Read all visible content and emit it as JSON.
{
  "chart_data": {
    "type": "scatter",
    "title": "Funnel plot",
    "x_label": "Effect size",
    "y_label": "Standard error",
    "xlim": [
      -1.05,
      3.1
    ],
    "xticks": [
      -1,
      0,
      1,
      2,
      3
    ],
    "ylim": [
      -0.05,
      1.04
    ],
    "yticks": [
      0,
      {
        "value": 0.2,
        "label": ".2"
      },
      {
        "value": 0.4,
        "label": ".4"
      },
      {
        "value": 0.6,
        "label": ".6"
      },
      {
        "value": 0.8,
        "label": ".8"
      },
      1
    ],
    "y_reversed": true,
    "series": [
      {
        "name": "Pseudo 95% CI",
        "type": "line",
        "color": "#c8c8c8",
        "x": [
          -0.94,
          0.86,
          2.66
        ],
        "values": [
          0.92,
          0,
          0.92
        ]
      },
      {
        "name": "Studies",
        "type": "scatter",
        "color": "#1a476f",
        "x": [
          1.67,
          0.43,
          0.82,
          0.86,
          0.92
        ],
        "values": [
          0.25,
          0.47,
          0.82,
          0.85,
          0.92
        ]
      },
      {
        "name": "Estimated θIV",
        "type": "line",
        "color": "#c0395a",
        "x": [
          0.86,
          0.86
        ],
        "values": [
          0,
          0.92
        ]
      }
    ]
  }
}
□ □ □ □
Lines that hold the word "name" are the ones to return, every one of them.

        "name": "Pseudo 95% CI",
        "name": "Studies",
        "name": "Estimated θIV",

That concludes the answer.